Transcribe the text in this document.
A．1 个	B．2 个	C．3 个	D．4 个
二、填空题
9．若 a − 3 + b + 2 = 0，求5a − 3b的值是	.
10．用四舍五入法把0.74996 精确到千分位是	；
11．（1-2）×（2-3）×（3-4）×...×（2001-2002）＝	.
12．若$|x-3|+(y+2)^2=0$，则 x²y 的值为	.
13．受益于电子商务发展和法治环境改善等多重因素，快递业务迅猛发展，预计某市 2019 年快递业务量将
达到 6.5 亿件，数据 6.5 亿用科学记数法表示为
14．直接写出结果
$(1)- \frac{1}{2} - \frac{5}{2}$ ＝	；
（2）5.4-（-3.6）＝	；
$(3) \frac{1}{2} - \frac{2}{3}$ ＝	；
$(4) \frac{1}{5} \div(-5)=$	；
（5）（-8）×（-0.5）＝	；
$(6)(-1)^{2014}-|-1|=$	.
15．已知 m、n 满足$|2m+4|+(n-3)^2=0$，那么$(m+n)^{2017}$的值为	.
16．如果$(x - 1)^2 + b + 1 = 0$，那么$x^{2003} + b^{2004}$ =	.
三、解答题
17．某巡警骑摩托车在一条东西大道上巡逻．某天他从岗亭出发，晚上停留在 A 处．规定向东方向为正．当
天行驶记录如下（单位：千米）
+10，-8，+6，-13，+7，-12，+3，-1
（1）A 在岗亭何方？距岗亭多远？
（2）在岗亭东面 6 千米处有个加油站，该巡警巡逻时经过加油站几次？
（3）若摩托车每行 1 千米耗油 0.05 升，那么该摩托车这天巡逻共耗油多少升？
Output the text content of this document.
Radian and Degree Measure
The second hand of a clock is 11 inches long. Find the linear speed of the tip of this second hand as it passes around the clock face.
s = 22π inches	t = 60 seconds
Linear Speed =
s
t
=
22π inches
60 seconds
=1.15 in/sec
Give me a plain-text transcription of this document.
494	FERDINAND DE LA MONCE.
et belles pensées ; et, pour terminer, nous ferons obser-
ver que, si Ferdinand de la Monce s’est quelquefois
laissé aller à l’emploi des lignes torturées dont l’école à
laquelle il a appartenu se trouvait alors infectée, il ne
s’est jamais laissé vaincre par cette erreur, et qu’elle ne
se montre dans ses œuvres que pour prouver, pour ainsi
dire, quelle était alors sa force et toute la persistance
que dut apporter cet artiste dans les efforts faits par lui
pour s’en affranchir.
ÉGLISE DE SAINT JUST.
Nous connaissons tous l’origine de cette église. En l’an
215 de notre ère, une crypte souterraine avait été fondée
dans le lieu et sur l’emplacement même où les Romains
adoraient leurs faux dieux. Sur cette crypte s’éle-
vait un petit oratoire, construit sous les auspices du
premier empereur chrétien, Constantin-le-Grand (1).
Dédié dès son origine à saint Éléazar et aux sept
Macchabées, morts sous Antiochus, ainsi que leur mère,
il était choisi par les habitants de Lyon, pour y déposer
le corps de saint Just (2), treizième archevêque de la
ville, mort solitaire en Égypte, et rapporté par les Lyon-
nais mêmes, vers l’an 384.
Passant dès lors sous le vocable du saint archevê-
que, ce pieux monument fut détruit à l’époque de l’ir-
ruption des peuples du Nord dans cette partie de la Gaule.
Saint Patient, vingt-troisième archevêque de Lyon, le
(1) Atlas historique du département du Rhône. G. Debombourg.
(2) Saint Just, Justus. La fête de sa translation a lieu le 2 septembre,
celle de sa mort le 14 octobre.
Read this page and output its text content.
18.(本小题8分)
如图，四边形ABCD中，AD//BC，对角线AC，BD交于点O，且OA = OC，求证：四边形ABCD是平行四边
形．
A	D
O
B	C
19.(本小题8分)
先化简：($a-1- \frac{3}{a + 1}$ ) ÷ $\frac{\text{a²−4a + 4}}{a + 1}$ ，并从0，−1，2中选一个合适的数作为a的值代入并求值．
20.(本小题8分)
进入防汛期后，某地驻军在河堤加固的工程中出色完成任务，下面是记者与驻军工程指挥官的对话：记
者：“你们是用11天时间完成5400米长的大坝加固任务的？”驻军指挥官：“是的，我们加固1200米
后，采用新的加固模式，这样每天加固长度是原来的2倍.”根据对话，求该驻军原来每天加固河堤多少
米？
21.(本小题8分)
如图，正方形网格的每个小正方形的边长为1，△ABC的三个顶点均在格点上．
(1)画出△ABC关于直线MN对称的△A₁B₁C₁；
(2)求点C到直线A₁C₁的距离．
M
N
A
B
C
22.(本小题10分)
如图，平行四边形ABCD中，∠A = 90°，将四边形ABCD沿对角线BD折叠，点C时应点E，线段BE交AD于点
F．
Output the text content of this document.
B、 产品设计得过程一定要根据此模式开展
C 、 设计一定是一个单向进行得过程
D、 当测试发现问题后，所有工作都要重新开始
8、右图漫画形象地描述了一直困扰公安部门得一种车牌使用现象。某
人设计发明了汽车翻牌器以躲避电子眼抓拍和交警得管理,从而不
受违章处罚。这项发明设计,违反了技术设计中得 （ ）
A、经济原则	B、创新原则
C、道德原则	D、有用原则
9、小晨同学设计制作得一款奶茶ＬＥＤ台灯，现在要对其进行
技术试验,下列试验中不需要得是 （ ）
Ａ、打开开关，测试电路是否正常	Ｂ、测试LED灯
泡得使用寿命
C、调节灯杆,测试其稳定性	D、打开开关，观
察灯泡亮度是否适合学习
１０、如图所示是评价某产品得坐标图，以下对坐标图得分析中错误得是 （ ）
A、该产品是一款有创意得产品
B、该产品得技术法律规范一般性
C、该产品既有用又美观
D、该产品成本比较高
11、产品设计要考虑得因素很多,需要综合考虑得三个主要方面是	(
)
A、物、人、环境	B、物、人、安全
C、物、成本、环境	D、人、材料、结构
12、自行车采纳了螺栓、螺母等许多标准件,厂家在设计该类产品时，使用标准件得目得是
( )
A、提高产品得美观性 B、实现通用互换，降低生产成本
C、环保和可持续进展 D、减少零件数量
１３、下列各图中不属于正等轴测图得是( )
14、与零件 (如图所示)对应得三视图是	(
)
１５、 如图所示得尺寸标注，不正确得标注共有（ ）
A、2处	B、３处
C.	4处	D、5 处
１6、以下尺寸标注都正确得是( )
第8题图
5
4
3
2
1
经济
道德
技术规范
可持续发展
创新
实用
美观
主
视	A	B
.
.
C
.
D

INSTRUCTION
Above are some records. Print them all exactly.

WRITTEN RESPONSE
Transcribe the text in this document.
A．1 个	B．2 个	C．3 个	D．4 个
二、填空题
9．若 a − 3 + b + 2 = 0，求5a − 3b的值是	.
10．用四舍五入法把0.74996 精确到千分位是	；
11．（1-2）×（2-3）×（3-4）×...×（2001-2002）＝	.
12．若$|x-3|+(y+2)^2=0$，则 x²y 的值为	.
13．受益于电子商务发展和法治环境改善等多重因素，快递业务迅猛发展，预计某市 2019 年快递业务量将
达到 6.5 亿件，数据 6.5 亿用科学记数法表示为
14．直接写出结果
$(1)- \frac{1}{2} - \frac{5}{2}$ ＝	；
（2）5.4-（-3.6）＝	；
$(3) \frac{1}{2} - \frac{2}{3}$ ＝	；
$(4) \frac{1}{5} \div(-5)=$	；
（5）（-8）×（-0.5）＝	；
$(6)(-1)^{2014}-|-1|=$	.
15．已知 m、n 满足$|2m+4|+(n-3)^2=0$，那么$(m+n)^{2017}$的值为	.
16．如果$(x - 1)^2 + b + 1 = 0$，那么$x^{2003} + b^{2004}$ =	.
三、解答题
17．某巡警骑摩托车在一条东西大道上巡逻．某天他从岗亭出发，晚上停留在 A 处．规定向东方向为正．当
天行驶记录如下（单位：千米）
+10，-8，+6，-13，+7，-12，+3，-1
（1）A 在岗亭何方？距岗亭多远？
（2）在岗亭东面 6 千米处有个加油站，该巡警巡逻时经过加油站几次？
（3）若摩托车每行 1 千米耗油 0.05 升，那么该摩托车这天巡逻共耗油多少升？
Output the text content of this document.
Radian and Degree Measure
The second hand of a clock is 11 inches long. Find the linear speed of the tip of this second hand as it passes around the clock face.
s = 22π inches	t = 60 seconds
Linear Speed =
s
t
=
22π inches
60 seconds
=1.15 in/sec
Give me a plain-text transcription of this document.
494	FERDINAND DE LA MONCE.
et belles pensées ; et, pour terminer, nous ferons obser-
ver que, si Ferdinand de la Monce s’est quelquefois
laissé aller à l’emploi des lignes torturées dont l’école à
laquelle il a appartenu se trouvait alors infectée, il ne
s’est jamais laissé vaincre par cette erreur, et qu’elle ne
se montre dans ses œuvres que pour prouver, pour ainsi
dire, quelle était alors sa force et toute la persistance
que dut apporter cet artiste dans les efforts faits par lui
pour s’en affranchir.
ÉGLISE DE SAINT JUST.
Nous connaissons tous l’origine de cette église. En l’an
215 de notre ère, une crypte souterraine avait été fondée
dans le lieu et sur l’emplacement même où les Romains
adoraient leurs faux dieux. Sur cette crypte s’éle-
vait un petit oratoire, construit sous les auspices du
premier empereur chrétien, Constantin-le-Grand (1).
Dédié dès son origine à saint Éléazar et aux sept
Macchabées, morts sous Antiochus, ainsi que leur mère,
il était choisi par les habitants de Lyon, pour y déposer
le corps de saint Just (2), treizième archevêque de la
ville, mort solitaire en Égypte, et rapporté par les Lyon-
nais mêmes, vers l’an 384.
Passant dès lors sous le vocable du saint archevê-
que, ce pieux monument fut détruit à l’époque de l’ir-
ruption des peuples du Nord dans cette partie de la Gaule.
Saint Patient, vingt-troisième archevêque de Lyon, le
(1) Atlas historique du département du Rhône. G. Debombourg.
(2) Saint Just, Justus. La fête de sa translation a lieu le 2 septembre,
celle de sa mort le 14 octobre.
Read this page and output its text content.
18.(本小题8分)
如图，四边形ABCD中，AD//BC，对角线AC，BD交于点O，且OA = OC，求证：四边形ABCD是平行四边
形．
A	D
O
B	C
19.(本小题8分)
先化简：($a-1- \frac{3}{a + 1}$ ) ÷ $\frac{\text{a²−4a + 4}}{a + 1}$ ，并从0，−1，2中选一个合适的数作为a的值代入并求值．
20.(本小题8分)
进入防汛期后，某地驻军在河堤加固的工程中出色完成任务，下面是记者与驻军工程指挥官的对话：记
者：“你们是用11天时间完成5400米长的大坝加固任务的？”驻军指挥官：“是的，我们加固1200米
后，采用新的加固模式，这样每天加固长度是原来的2倍.”根据对话，求该驻军原来每天加固河堤多少
米？
21.(本小题8分)
如图，正方形网格的每个小正方形的边长为1，△ABC的三个顶点均在格点上．
(1)画出△ABC关于直线MN对称的△A₁B₁C₁；
(2)求点C到直线A₁C₁的距离．
M
N
A
B
C
22.(本小题10分)
如图，平行四边形ABCD中，∠A = 90°，将四边形ABCD沿对角线BD折叠，点C时应点E，线段BE交AD于点
F．
Output the text content of this document.
B、 产品设计得过程一定要根据此模式开展
C 、 设计一定是一个单向进行得过程
D、 当测试发现问题后，所有工作都要重新开始
8、右图漫画形象地描述了一直困扰公安部门得一种车牌使用现象。某
人设计发明了汽车翻牌器以躲避电子眼抓拍和交警得管理,从而不
受违章处罚。这项发明设计,违反了技术设计中得 （ ）
A、经济原则	B、创新原则
C、道德原则	D、有用原则
9、小晨同学设计制作得一款奶茶ＬＥＤ台灯，现在要对其进行
技术试验,下列试验中不需要得是 （ ）
Ａ、打开开关，测试电路是否正常	Ｂ、测试LED灯
泡得使用寿命
C、调节灯杆,测试其稳定性	D、打开开关，观
察灯泡亮度是否适合学习
１０、如图所示是评价某产品得坐标图，以下对坐标图得分析中错误得是 （ ）
A、该产品是一款有创意得产品
B、该产品得技术法律规范一般性
C、该产品既有用又美观
D、该产品成本比较高
11、产品设计要考虑得因素很多,需要综合考虑得三个主要方面是	(
)
A、物、人、环境	B、物、人、安全
C、物、成本、环境	D、人、材料、结构
12、自行车采纳了螺栓、螺母等许多标准件,厂家在设计该类产品时，使用标准件得目得是
( )
A、提高产品得美观性 B、实现通用互换，降低生产成本
C、环保和可持续进展 D、减少零件数量
１３、下列各图中不属于正等轴测图得是( )
14、与零件 (如图所示)对应得三视图是	(
)
１５、 如图所示得尺寸标注，不正确得标注共有（ ）
A、2处	B、３处
C.	4处	D、5 处
１6、以下尺寸标注都正确得是( )
第8题图
5
4
3
2
1
经济
道德
技术规范
可持续发展
创新
实用
美观
主
视	A	B
.
.
C
.
D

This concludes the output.